> Extracted records:
++++++++++++++++++++
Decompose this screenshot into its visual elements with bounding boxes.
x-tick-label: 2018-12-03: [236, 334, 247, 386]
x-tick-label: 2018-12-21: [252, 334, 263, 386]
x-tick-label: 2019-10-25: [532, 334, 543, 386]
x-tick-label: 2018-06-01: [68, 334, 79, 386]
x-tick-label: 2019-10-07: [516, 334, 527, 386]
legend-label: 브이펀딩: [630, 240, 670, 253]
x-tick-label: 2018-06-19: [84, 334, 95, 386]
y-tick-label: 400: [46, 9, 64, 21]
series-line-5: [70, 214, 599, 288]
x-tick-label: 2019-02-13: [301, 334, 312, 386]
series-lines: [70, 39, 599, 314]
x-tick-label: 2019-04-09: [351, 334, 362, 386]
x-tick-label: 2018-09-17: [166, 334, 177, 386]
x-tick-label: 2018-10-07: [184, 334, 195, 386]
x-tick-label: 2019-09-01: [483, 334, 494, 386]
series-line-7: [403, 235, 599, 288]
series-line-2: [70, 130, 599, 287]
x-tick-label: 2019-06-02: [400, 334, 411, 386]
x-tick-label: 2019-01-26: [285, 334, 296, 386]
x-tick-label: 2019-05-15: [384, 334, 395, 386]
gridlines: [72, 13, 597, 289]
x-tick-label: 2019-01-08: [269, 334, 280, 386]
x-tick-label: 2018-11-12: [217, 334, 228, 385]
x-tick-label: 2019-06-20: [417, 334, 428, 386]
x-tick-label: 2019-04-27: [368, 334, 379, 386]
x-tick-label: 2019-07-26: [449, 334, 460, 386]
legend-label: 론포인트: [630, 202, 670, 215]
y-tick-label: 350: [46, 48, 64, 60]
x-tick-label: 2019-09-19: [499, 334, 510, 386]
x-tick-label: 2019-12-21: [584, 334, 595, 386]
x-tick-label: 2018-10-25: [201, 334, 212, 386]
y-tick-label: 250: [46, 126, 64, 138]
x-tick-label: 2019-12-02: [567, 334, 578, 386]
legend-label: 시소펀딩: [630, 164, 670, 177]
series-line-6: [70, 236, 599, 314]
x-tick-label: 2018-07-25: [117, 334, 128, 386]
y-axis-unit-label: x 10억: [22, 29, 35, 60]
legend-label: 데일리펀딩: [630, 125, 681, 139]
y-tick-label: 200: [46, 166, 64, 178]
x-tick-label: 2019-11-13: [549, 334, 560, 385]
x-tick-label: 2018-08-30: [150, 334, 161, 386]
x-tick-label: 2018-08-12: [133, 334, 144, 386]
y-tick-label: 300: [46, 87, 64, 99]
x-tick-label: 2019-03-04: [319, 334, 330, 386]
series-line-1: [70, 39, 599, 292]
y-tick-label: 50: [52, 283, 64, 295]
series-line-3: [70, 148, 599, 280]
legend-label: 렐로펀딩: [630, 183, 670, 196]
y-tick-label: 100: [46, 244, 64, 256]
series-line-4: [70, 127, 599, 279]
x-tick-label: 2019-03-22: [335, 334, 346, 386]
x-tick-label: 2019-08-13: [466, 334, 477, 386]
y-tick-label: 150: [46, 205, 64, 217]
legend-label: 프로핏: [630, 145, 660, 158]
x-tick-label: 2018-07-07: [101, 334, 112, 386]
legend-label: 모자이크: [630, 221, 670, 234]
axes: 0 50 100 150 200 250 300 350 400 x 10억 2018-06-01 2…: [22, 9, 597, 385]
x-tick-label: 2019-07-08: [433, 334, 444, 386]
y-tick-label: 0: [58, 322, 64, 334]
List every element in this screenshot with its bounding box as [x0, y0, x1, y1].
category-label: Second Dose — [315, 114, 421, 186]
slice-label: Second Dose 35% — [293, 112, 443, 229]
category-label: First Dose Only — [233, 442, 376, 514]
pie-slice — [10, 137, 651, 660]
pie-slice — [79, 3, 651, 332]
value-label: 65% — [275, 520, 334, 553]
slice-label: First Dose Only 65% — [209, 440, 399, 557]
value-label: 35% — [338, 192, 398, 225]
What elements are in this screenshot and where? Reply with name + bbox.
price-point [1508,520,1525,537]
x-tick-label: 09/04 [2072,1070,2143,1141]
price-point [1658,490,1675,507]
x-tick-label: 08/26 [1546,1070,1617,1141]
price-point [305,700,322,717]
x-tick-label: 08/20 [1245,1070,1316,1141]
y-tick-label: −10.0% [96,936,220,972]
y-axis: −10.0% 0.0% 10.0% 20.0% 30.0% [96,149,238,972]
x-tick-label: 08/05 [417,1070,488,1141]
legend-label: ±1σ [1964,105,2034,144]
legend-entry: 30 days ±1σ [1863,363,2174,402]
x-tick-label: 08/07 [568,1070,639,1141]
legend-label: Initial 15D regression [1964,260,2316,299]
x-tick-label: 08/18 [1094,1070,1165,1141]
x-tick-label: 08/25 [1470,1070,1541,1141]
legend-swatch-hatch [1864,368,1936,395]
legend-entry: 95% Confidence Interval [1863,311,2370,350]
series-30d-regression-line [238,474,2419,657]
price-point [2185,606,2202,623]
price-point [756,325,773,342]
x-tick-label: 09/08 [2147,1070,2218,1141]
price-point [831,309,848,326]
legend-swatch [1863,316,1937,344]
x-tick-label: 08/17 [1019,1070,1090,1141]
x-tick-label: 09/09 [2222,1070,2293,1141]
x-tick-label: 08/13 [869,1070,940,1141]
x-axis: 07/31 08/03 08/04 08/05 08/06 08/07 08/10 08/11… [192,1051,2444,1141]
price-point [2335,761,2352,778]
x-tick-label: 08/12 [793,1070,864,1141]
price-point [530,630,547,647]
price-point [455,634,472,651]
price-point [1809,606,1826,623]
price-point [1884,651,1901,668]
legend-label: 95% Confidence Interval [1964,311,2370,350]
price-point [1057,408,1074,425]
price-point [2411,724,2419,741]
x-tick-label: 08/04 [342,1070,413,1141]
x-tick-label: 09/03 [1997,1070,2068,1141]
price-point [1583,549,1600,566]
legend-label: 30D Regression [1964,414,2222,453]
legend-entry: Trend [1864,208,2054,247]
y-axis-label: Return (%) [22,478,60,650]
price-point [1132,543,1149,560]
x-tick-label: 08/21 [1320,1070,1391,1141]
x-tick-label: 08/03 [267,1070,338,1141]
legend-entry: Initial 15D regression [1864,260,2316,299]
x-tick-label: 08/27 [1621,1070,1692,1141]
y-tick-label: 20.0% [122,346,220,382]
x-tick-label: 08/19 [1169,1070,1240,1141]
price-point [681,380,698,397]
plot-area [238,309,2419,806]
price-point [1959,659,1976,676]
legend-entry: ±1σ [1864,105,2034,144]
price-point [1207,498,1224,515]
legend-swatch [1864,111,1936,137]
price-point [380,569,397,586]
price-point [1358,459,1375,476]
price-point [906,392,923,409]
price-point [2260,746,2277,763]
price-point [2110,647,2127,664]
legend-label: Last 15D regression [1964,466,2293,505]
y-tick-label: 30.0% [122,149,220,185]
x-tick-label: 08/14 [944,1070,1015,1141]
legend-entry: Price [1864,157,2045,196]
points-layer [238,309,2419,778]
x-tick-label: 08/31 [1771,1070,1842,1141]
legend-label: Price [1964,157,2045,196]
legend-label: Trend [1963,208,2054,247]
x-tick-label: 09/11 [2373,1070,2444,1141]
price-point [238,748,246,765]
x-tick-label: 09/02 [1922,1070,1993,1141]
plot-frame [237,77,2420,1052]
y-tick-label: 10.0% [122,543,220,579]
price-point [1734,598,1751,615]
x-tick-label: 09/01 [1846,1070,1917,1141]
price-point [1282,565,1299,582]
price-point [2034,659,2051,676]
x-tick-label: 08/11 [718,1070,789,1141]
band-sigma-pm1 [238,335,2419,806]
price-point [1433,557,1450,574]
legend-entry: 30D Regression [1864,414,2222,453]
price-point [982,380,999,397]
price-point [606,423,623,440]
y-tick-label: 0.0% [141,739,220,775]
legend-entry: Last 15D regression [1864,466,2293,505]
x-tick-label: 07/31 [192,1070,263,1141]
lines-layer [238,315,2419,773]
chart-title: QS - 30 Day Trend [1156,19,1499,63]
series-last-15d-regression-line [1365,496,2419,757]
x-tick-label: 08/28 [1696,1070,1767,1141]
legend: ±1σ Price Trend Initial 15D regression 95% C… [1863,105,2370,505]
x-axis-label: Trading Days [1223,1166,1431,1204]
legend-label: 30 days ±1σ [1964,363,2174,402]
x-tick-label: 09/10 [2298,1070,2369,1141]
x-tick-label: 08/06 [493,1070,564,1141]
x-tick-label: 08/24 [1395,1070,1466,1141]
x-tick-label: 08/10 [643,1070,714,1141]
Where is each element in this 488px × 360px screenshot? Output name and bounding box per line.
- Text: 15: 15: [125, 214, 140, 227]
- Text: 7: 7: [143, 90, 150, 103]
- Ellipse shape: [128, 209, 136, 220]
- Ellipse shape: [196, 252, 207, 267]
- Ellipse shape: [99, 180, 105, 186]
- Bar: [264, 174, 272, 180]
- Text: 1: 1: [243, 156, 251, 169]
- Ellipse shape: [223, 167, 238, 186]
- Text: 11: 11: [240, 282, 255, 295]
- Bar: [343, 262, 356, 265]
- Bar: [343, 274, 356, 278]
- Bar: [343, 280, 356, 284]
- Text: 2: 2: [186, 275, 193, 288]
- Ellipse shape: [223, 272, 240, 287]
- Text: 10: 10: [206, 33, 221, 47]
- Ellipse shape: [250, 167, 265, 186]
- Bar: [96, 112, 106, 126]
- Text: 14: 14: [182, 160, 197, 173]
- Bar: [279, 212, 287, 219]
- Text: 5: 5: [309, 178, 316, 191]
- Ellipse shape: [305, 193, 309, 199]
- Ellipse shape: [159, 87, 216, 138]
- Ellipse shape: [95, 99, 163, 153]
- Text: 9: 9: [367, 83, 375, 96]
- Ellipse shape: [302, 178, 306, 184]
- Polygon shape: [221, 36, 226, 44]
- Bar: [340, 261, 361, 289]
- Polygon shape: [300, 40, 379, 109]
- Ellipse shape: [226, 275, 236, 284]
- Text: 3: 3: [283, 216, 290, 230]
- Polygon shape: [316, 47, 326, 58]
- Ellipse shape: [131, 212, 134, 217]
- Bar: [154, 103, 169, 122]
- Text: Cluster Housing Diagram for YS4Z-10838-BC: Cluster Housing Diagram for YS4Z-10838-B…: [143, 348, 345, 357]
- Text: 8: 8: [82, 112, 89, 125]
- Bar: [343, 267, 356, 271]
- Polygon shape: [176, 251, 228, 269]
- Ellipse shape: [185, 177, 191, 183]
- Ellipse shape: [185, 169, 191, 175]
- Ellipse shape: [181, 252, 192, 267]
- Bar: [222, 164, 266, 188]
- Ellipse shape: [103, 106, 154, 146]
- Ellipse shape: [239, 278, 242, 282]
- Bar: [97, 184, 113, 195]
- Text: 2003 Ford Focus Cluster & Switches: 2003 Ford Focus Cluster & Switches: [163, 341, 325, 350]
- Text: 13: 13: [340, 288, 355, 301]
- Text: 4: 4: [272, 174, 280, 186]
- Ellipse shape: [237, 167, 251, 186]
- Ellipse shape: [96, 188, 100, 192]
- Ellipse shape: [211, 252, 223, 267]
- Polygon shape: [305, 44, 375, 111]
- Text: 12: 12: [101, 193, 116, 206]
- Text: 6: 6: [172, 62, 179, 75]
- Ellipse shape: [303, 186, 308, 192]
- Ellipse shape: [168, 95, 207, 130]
++++++++++++++++++++
> Short problem: Write out the stretch of items from the first line through the line containing "x-tick-label: 2019-01-08: [269, 334, 280, 386]", with both of those lines included.

> Correct output:
Decompose this screenshot into its visual elements with bounding boxes.
x-tick-label: 2018-12-03: [236, 334, 247, 386]
x-tick-label: 2018-12-21: [252, 334, 263, 386]
x-tick-label: 2019-10-25: [532, 334, 543, 386]
x-tick-label: 2018-06-01: [68, 334, 79, 386]
x-tick-label: 2019-10-07: [516, 334, 527, 386]
legend-label: 브이펀딩: [630, 240, 670, 253]
x-tick-label: 2018-06-19: [84, 334, 95, 386]
y-tick-label: 400: [46, 9, 64, 21]
series-line-5: [70, 214, 599, 288]
x-tick-label: 2019-02-13: [301, 334, 312, 386]
series-lines: [70, 39, 599, 314]
x-tick-label: 2019-04-09: [351, 334, 362, 386]
x-tick-label: 2018-09-17: [166, 334, 177, 386]
x-tick-label: 2018-10-07: [184, 334, 195, 386]
x-tick-label: 2019-09-01: [483, 334, 494, 386]
series-line-7: [403, 235, 599, 288]
series-line-2: [70, 130, 599, 287]
x-tick-label: 2019-06-02: [400, 334, 411, 386]
x-tick-label: 2019-01-26: [285, 334, 296, 386]
x-tick-label: 2019-05-15: [384, 334, 395, 386]
gridlines: [72, 13, 597, 289]
x-tick-label: 2019-01-08: [269, 334, 280, 386]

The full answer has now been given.